======== INFORMATION SHOWN ========
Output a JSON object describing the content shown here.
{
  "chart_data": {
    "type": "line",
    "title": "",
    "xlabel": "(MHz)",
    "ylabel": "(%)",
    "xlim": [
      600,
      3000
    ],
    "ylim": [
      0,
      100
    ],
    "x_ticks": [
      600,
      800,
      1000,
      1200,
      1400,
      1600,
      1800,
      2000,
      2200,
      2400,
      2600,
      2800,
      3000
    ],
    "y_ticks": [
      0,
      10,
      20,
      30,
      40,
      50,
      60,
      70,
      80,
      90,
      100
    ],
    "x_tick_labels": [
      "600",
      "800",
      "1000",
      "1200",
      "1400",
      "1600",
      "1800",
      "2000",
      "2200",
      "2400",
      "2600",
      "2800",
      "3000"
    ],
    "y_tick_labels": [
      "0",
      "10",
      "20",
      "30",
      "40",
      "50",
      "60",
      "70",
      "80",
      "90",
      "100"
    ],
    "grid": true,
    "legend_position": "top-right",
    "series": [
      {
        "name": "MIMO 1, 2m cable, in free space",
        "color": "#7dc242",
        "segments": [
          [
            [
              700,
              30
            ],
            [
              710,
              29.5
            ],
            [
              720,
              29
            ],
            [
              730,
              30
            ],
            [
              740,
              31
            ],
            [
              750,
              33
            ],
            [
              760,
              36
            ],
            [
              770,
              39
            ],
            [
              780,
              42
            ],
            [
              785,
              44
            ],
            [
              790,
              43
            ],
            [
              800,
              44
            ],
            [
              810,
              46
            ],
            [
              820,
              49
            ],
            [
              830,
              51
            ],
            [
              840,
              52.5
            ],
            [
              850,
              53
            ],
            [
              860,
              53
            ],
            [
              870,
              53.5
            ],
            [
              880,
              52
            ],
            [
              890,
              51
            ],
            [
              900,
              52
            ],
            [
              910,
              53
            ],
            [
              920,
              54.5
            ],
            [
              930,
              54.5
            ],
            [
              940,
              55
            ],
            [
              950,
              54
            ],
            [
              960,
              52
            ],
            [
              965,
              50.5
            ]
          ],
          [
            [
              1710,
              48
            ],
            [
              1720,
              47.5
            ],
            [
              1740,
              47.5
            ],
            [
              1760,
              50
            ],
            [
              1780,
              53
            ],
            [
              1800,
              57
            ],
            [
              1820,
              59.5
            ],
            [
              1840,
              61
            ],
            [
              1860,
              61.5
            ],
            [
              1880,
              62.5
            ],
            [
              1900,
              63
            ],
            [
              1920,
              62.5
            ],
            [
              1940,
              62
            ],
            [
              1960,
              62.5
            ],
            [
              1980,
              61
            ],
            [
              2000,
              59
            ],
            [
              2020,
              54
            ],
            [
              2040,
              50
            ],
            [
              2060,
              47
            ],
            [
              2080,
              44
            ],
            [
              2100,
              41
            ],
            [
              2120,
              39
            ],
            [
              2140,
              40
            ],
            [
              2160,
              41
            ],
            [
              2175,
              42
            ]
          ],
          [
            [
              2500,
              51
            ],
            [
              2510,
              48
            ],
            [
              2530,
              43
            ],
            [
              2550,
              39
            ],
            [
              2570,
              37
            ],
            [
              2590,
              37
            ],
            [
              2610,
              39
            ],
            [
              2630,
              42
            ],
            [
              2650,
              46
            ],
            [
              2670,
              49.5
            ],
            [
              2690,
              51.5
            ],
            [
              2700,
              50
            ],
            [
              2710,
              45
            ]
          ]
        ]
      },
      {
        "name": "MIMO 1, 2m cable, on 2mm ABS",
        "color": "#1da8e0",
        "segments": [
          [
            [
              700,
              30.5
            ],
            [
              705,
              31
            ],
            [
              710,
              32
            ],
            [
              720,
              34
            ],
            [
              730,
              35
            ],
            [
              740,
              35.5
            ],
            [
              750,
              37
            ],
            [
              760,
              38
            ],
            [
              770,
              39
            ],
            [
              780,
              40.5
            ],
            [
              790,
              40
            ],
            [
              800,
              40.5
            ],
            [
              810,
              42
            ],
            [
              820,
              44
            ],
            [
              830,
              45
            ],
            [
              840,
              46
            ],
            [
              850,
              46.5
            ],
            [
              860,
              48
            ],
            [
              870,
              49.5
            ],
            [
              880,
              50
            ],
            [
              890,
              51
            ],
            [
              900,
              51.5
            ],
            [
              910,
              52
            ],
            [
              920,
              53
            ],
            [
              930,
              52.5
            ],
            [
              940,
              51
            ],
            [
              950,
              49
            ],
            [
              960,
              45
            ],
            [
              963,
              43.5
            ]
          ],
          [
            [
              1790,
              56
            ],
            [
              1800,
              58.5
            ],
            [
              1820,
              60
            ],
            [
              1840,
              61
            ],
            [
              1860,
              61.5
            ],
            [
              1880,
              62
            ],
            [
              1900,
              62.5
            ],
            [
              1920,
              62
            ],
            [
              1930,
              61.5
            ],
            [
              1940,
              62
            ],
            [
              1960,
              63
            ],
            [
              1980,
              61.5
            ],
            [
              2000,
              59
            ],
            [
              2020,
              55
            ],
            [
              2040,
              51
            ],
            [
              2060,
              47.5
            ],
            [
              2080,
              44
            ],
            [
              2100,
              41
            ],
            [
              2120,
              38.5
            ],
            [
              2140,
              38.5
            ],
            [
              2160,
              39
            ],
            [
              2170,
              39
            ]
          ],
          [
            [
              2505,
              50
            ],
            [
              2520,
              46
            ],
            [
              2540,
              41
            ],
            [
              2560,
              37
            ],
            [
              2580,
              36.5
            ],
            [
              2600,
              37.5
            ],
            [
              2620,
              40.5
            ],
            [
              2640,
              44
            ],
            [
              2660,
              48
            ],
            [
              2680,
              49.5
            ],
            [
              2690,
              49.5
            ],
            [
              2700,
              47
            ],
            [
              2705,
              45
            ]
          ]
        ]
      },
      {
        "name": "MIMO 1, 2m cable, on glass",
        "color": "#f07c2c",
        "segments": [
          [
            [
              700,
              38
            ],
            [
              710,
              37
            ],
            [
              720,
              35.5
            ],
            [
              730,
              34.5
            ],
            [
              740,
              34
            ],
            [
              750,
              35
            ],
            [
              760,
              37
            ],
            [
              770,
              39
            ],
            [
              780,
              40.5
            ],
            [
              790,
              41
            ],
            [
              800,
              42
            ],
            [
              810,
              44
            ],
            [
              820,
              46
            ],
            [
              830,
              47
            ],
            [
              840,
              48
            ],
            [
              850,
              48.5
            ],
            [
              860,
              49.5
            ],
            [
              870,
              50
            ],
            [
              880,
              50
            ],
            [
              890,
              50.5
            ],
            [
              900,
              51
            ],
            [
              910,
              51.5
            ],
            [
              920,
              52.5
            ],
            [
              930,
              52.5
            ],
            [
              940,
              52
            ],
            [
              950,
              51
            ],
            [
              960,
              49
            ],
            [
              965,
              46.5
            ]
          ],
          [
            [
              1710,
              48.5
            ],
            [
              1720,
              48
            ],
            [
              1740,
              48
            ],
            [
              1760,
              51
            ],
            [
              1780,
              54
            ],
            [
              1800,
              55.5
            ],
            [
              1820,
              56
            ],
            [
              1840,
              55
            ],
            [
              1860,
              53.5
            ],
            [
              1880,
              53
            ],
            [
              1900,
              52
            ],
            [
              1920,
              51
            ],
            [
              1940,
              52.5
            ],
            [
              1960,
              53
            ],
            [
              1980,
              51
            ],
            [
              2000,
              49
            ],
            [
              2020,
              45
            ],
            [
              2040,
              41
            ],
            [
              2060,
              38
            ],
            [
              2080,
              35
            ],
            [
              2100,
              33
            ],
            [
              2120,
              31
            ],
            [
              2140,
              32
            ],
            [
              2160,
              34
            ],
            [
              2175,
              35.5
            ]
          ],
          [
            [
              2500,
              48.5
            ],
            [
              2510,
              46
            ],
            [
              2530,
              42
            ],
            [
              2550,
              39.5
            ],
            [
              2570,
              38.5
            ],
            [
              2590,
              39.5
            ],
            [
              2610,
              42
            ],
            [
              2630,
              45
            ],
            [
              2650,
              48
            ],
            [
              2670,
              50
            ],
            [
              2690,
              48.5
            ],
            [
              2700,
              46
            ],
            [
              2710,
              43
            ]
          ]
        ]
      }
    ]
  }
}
========
### [SHORT EXERCISE]
Look for "cable" and pull out every line that has it.

### [RESULT OF THIS EXERCISE]
        "name": "MIMO 1, 2m cable, in free space",
        "name": "MIMO 1, 2m cable, on 2mm ABS",
        "name": "MIMO 1, 2m cable, on glass",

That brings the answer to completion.